## Begin Record set

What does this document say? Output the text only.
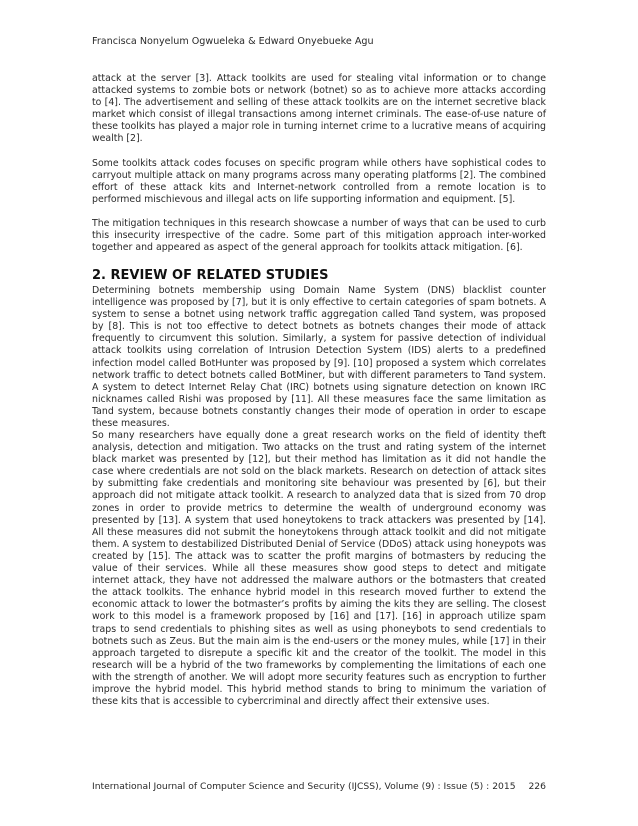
Francisca Nonyelum Ogwueleka & Edward Onyebueke Agu
attack at the server [3]. Attack toolkits are used for stealing vital information or to change attacked systems to zombie bots or network (botnet) so as to achieve more attacks according to [4]. The advertisement and selling of these attack toolkits are on the internet secretive black market which consist of illegal transactions among internet criminals. The ease-of-use nature of these toolkits has played a major role in turning internet crime to a lucrative means of acquiring wealth [2].
Some toolkits attack codes focuses on specific program while others have sophistical codes to carryout multiple attack on many programs across many operating platforms [2]. The combined effort of these attack kits and Internet-network controlled from a remote location is to performed mischievous and illegal acts on life supporting information and equipment. [5].
The mitigation techniques in this research showcase a number of ways that can be used to curb this insecurity irrespective of the cadre. Some part of this mitigation approach inter-worked together and appeared as aspect of the general approach for toolkits attack mitigation. [6].
2. REVIEW OF RELATED STUDIES
Determining botnets membership using Domain Name System (DNS) blacklist counter intelligence was proposed by [7], but it is only effective to certain categories of spam botnets. A system to sense a botnet using network traffic aggregation called Tand system, was proposed by [8]. This is not too effective to detect botnets as botnets changes their mode of attack frequently to circumvent this solution. Similarly, a system for passive detection of individual attack toolkits using correlation of Intrusion Detection System (IDS) alerts to a predefined infection model called BotHunter was proposed by [9]. [10] proposed a system which correlates network traffic to detect botnets called BotMiner, but with different parameters to Tand system. A system to detect Internet Relay Chat (IRC) botnets using signature detection on known IRC nicknames called Rishi was proposed by [11]. All these measures face the same limitation as Tand system, because botnets constantly changes their mode of operation in order to escape these measures.
So many researchers have equally done a great research works on the field of identity theft analysis, detection and mitigation. Two attacks on the trust and rating system of the internet black market was presented by [12], but their method has limitation as it did not handle the case where credentials are not sold on the black markets. Research on detection of attack sites by submitting fake credentials and monitoring site behaviour was presented by [6], but their approach did not mitigate attack toolkit. A research to analyzed data that is sized from 70 drop zones in order to provide metrics to determine the wealth of underground economy was presented by [13]. A system that used honeytokens to track attackers was presented by [14]. All these measures did not submit the honeytokens through attack toolkit and did not mitigate them. A system to destabilized Distributed Denial of Service (DDoS) attack using honeypots was created by [15]. The attack was to scatter the profit margins of botmasters by reducing the value of their services. While all these measures show good steps to detect and mitigate internet attack, they have not addressed the malware authors or the botmasters that created the attack toolkits. The enhance hybrid model in this research moved further to extend the economic attack to lower the botmaster’s profits by aiming the kits they are selling. The closest work to this model is a framework proposed by [16] and [17]. [16] in approach utilize spam traps to send credentials to phishing sites as well as using phoneybots to send credentials to botnets such as Zeus. But the main aim is the end-users or the money mules, while [17] in their approach targeted to disrepute a specific kit and the creator of the toolkit. The model in this research will be a hybrid of the two frameworks by complementing the limitations of each one with the strength of another. We will adopt more security features such as encryption to further improve the hybrid model. This hybrid method stands to bring to minimum the variation of these kits that is accessible to cybercriminal and directly affect their extensive uses.
International Journal of Computer Science and Security (IJCSS), Volume (9) : Issue (5) : 2015 226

## End Record set

Exercise = Filter the listing for the word "Some" and copy every line that holds it.

Solution to this exercise =
Some toolkits attack codes focuses on specific program while others have sophistical codes to carryout multiple attack on many programs across many operating platforms [2]. The combined effort of these attack kits and Internet-network controlled from a remote location is to performed mischievous and illegal acts on life supporting information and equipment. [5].
The mitigation techniques in this research showcase a number of ways that can be used to curb this insecurity irrespective of the cadre. Some part of this mitigation approach inter-worked together and appeared as aspect of the general approach for toolkits attack mitigation. [6].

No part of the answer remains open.